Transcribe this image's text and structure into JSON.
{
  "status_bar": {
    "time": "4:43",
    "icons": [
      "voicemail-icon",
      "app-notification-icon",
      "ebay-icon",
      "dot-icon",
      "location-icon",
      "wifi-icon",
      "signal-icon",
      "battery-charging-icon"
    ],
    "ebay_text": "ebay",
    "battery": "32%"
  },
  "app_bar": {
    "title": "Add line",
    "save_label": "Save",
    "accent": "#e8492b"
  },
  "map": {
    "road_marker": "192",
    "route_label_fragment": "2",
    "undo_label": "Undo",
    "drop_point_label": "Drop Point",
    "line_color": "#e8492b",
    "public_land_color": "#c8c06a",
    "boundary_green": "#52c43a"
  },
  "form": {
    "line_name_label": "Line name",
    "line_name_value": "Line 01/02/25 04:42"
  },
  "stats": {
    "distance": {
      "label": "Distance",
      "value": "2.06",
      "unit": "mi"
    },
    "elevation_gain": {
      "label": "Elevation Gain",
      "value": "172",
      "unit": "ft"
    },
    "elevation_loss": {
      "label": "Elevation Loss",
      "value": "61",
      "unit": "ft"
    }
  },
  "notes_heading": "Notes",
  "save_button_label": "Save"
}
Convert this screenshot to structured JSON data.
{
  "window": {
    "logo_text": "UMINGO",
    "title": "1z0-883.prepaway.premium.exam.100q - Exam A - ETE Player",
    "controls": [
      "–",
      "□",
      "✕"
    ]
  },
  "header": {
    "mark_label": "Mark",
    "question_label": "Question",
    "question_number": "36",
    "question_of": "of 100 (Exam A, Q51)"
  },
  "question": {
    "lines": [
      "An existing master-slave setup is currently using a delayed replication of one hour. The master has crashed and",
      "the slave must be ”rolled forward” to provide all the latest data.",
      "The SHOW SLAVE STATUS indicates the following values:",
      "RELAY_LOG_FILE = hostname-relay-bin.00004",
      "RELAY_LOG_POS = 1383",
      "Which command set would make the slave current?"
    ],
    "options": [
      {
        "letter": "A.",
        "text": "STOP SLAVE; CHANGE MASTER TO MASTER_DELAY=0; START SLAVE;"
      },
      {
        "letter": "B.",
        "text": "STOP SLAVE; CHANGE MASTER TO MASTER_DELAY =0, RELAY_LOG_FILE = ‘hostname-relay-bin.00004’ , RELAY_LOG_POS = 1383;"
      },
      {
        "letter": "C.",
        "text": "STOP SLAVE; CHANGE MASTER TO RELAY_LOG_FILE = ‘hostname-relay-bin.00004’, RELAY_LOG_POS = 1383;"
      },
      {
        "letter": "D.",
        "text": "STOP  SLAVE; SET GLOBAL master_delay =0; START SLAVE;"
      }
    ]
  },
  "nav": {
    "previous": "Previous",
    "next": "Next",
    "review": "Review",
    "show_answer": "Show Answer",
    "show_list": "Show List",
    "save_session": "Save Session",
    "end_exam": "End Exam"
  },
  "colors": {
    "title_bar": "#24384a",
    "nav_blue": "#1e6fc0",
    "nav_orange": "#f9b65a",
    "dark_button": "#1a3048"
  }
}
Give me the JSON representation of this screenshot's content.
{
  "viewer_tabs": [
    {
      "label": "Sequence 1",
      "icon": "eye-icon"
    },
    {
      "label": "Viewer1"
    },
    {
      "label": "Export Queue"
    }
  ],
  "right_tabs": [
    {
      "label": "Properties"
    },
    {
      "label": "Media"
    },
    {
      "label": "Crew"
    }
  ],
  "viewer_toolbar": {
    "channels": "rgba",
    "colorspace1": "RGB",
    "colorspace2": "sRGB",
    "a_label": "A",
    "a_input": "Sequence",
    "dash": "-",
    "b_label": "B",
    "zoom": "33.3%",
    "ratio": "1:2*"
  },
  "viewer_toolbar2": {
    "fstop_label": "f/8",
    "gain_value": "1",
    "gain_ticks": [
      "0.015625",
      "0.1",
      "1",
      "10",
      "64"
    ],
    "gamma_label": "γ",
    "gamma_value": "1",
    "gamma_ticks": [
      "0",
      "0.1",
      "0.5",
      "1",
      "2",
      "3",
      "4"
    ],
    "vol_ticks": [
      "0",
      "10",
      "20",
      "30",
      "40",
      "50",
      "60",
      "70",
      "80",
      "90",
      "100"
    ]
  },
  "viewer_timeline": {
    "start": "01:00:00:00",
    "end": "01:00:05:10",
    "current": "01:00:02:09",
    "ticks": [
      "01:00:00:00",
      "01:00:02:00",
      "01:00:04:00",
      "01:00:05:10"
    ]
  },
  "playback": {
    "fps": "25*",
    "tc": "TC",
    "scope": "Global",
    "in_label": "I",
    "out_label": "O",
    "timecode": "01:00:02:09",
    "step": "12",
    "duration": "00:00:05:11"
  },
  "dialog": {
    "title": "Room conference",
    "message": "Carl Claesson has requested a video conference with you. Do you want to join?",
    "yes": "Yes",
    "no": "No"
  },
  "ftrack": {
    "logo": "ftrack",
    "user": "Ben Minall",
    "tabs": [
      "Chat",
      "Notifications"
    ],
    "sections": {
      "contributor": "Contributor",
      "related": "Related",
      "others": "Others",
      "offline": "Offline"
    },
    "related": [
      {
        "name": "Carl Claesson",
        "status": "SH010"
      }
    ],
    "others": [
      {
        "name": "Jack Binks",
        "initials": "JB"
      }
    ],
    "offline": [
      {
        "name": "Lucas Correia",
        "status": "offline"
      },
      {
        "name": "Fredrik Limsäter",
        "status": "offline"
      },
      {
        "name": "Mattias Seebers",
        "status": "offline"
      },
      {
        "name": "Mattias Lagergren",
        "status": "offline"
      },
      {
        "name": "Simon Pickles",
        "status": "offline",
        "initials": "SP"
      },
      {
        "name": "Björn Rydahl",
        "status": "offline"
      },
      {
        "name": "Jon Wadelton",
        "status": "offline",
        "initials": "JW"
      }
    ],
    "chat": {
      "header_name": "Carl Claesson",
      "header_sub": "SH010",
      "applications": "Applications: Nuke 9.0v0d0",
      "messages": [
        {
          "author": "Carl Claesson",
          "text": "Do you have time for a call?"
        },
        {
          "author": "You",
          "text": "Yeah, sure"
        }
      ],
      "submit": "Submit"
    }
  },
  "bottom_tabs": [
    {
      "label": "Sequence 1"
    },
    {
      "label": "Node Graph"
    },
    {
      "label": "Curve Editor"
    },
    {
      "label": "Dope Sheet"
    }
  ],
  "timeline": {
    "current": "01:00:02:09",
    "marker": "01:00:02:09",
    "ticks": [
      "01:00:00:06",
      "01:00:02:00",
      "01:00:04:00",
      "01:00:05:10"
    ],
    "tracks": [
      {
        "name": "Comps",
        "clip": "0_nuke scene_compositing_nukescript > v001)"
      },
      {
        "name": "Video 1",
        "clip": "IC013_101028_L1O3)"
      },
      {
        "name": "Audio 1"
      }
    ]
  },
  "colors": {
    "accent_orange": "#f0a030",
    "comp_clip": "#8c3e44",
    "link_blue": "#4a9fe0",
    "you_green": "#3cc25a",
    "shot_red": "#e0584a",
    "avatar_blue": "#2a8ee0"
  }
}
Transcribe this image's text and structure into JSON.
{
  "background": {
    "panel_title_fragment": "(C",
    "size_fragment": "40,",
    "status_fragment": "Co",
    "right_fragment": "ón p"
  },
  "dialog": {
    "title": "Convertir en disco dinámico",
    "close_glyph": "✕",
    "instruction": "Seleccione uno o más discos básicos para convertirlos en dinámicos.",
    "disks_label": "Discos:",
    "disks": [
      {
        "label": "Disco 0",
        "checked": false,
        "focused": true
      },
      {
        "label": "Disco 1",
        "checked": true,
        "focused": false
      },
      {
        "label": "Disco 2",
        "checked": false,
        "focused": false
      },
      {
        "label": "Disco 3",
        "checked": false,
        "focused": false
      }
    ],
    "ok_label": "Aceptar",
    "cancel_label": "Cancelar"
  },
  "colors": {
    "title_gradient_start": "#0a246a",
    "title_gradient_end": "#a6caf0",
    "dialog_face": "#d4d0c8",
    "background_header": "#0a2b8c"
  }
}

★ ★ ★

> Written task:
Copy out every line in the entries above that holds "Carl".

> Solution:
    "message": "Carl Claesson has requested a video conference with you. Do you want to join?",
        "name": "Carl Claesson",
      "header_name": "Carl Claesson",
          "author": "Carl Claesson",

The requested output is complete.